What is asked
Return the records in full, exactly as given.

Dataset excerpts
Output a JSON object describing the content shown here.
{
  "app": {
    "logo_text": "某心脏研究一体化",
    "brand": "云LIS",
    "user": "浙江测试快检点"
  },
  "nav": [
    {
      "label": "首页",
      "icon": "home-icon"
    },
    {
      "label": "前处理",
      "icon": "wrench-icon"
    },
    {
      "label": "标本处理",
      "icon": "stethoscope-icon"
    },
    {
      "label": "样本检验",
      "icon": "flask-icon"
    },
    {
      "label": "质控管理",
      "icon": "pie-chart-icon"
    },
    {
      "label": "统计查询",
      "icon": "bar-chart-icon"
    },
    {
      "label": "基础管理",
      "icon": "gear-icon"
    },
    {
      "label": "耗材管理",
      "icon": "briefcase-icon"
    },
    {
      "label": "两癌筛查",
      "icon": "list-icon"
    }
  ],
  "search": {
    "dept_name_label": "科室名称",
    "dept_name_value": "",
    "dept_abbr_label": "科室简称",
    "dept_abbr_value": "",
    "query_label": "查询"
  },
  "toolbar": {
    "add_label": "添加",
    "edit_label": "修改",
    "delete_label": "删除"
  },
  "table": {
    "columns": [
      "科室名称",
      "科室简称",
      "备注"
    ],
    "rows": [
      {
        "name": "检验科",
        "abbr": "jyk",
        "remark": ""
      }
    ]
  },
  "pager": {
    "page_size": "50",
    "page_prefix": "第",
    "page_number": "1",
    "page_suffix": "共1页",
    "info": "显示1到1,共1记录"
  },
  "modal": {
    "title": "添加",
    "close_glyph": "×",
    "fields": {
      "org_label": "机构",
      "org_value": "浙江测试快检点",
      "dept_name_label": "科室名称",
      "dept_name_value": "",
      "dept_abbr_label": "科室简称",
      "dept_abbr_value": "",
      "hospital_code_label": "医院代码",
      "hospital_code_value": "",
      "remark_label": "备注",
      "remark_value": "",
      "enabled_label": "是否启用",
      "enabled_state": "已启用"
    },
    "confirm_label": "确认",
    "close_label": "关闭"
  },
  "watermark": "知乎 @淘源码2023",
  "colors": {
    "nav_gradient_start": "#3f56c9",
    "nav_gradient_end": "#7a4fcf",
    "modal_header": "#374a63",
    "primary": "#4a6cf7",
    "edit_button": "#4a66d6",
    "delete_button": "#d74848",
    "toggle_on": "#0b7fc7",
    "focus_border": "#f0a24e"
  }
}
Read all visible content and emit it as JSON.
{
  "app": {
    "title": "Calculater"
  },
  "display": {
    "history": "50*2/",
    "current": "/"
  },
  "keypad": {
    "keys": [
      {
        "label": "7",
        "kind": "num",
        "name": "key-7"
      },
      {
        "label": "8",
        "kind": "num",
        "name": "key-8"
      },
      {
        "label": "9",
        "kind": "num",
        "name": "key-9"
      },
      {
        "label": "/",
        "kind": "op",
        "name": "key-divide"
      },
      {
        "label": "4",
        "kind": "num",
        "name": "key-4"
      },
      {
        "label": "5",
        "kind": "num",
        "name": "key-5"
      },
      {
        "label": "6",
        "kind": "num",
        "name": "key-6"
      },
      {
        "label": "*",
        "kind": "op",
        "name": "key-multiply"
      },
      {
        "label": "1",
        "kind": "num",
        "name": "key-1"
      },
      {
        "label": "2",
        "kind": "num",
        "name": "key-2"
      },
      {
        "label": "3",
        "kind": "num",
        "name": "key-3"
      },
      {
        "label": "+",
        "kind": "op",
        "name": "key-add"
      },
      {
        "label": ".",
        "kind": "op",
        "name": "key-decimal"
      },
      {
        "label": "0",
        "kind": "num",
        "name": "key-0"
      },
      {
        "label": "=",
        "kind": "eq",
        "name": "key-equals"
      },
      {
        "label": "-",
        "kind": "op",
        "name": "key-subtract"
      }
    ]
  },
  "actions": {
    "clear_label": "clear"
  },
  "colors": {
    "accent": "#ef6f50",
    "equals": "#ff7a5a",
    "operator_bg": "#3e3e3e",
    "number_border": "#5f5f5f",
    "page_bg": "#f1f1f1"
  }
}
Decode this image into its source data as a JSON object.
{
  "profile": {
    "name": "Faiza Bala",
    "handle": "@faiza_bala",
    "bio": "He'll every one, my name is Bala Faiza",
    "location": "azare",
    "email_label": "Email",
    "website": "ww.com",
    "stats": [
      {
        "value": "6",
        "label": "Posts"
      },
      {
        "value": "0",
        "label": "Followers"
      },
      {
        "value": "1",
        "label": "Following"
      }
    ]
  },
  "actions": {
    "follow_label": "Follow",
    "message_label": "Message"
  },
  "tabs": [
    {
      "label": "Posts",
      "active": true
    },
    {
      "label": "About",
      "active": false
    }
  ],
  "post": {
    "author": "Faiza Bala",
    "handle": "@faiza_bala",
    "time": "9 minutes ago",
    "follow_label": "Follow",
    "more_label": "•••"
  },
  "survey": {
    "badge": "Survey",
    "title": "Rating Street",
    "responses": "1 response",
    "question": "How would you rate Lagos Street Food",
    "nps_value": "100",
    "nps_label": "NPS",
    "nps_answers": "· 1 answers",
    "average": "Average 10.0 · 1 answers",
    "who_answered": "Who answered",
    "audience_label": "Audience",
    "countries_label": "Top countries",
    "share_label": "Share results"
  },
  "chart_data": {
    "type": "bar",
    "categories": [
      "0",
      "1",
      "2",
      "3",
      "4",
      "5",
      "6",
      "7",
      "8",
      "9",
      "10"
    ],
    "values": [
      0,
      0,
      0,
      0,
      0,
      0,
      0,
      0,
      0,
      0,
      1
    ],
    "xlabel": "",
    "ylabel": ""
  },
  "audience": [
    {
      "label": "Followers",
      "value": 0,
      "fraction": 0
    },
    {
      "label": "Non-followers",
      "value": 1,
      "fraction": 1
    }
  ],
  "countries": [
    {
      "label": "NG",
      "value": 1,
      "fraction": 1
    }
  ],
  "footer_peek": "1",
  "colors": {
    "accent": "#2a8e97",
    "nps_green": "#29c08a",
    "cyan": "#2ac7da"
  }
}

The answer
Output a JSON object describing the content shown here.
{
  "app": {
    "logo_text": "某心脏研究一体化",
    "brand": "云LIS",
    "user": "浙江测试快检点"
  },
  "nav": [
    {
      "label": "首页",
      "icon": "home-icon"
    },
    {
      "label": "前处理",
      "icon": "wrench-icon"
    },
    {
      "label": "标本处理",
      "icon": "stethoscope-icon"
    },
    {
      "label": "样本检验",
      "icon": "flask-icon"
    },
    {
      "label": "质控管理",
      "icon": "pie-chart-icon"
    },
    {
      "label": "统计查询",
      "icon": "bar-chart-icon"
    },
    {
      "label": "基础管理",
      "icon": "gear-icon"
    },
    {
      "label": "耗材管理",
      "icon": "briefcase-icon"
    },
    {
      "label": "两癌筛查",
      "icon": "list-icon"
    }
  ],
  "search": {
    "dept_name_label": "科室名称",
    "dept_name_value": "",
    "dept_abbr_label": "科室简称",
    "dept_abbr_value": "",
    "query_label": "查询"
  },
  "toolbar": {
    "add_label": "添加",
    "edit_label": "修改",
    "delete_label": "删除"
  },
  "table": {
    "columns": [
      "科室名称",
      "科室简称",
      "备注"
    ],
    "rows": [
      {
        "name": "检验科",
        "abbr": "jyk",
        "remark": ""
      }
    ]
  },
  "pager": {
    "page_size": "50",
    "page_prefix": "第",
    "page_number": "1",
    "page_suffix": "共1页",
    "info": "显示1到1,共1记录"
  },
  "modal": {
    "title": "添加",
    "close_glyph": "×",
    "fields": {
      "org_label": "机构",
      "org_value": "浙江测试快检点",
      "dept_name_label": "科室名称",
      "dept_name_value": "",
      "dept_abbr_label": "科室简称",
      "dept_abbr_value": "",
      "hospital_code_label": "医院代码",
      "hospital_code_value": "",
      "remark_label": "备注",
      "remark_value": "",
      "enabled_label": "是否启用",
      "enabled_state": "已启用"
    },
    "confirm_label": "确认",
    "close_label": "关闭"
  },
  "watermark": "知乎 @淘源码2023",
  "colors": {
    "nav_gradient_start": "#3f56c9",
    "nav_gradient_end": "#7a4fcf",
    "modal_header": "#374a63",
    "primary": "#4a6cf7",
    "edit_button": "#4a66d6",
    "delete_button": "#d74848",
    "toggle_on": "#0b7fc7",
    "focus_border": "#f0a24e"
  }
}
Read all visible content and emit it as JSON.
{
  "app": {
    "title": "Calculater"
  },
  "display": {
    "history": "50*2/",
    "current": "/"
  },
  "keypad": {
    "keys": [
      {
        "label": "7",
        "kind": "num",
        "name": "key-7"
      },
      {
        "label": "8",
        "kind": "num",
        "name": "key-8"
      },
      {
        "label": "9",
        "kind": "num",
        "name": "key-9"
      },
      {
        "label": "/",
        "kind": "op",
        "name": "key-divide"
      },
      {
        "label": "4",
        "kind": "num",
        "name": "key-4"
      },
      {
        "label": "5",
        "kind": "num",
        "name": "key-5"
      },
      {
        "label": "6",
        "kind": "num",
        "name": "key-6"
      },
      {
        "label": "*",
        "kind": "op",
        "name": "key-multiply"
      },
      {
        "label": "1",
        "kind": "num",
        "name": "key-1"
      },
      {
        "label": "2",
        "kind": "num",
        "name": "key-2"
      },
      {
        "label": "3",
        "kind": "num",
        "name": "key-3"
      },
      {
        "label": "+",
        "kind": "op",
        "name": "key-add"
      },
      {
        "label": ".",
        "kind": "op",
        "name": "key-decimal"
      },
      {
        "label": "0",
        "kind": "num",
        "name": "key-0"
      },
      {
        "label": "=",
        "kind": "eq",
        "name": "key-equals"
      },
      {
        "label": "-",
        "kind": "op",
        "name": "key-subtract"
      }
    ]
  },
  "actions": {
    "clear_label": "clear"
  },
  "colors": {
    "accent": "#ef6f50",
    "equals": "#ff7a5a",
    "operator_bg": "#3e3e3e",
    "number_border": "#5f5f5f",
    "page_bg": "#f1f1f1"
  }
}
Decode this image into its source data as a JSON object.
{
  "profile": {
    "name": "Faiza Bala",
    "handle": "@faiza_bala",
    "bio": "He'll every one, my name is Bala Faiza",
    "location": "azare",
    "email_label": "Email",
    "website": "ww.com",
    "stats": [
      {
        "value": "6",
        "label": "Posts"
      },
      {
        "value": "0",
        "label": "Followers"
      },
      {
        "value": "1",
        "label": "Following"
      }
    ]
  },
  "actions": {
    "follow_label": "Follow",
    "message_label": "Message"
  },
  "tabs": [
    {
      "label": "Posts",
      "active": true
    },
    {
      "label": "About",
      "active": false
    }
  ],
  "post": {
    "author": "Faiza Bala",
    "handle": "@faiza_bala",
    "time": "9 minutes ago",
    "follow_label": "Follow",
    "more_label": "•••"
  },
  "survey": {
    "badge": "Survey",
    "title": "Rating Street",
    "responses": "1 response",
    "question": "How would you rate Lagos Street Food",
    "nps_value": "100",
    "nps_label": "NPS",
    "nps_answers": "· 1 answers",
    "average": "Average 10.0 · 1 answers",
    "who_answered": "Who answered",
    "audience_label": "Audience",
    "countries_label": "Top countries",
    "share_label": "Share results"
  },
  "chart_data": {
    "type": "bar",
    "categories": [
      "0",
      "1",
      "2",
      "3",
      "4",
      "5",
      "6",
      "7",
      "8",
      "9",
      "10"
    ],
    "values": [
      0,
      0,
      0,
      0,
      0,
      0,
      0,
      0,
      0,
      0,
      1
    ],
    "xlabel": "",
    "ylabel": ""
  },
  "audience": [
    {
      "label": "Followers",
      "value": 0,
      "fraction": 0
    },
    {
      "label": "Non-followers",
      "value": 1,
      "fraction": 1
    }
  ],
  "countries": [
    {
      "label": "NG",
      "value": 1,
      "fraction": 1
    }
  ],
  "footer_peek": "1",
  "colors": {
    "accent": "#2a8e97",
    "nps_green": "#29c08a",
    "cyan": "#2ac7da"
  }
}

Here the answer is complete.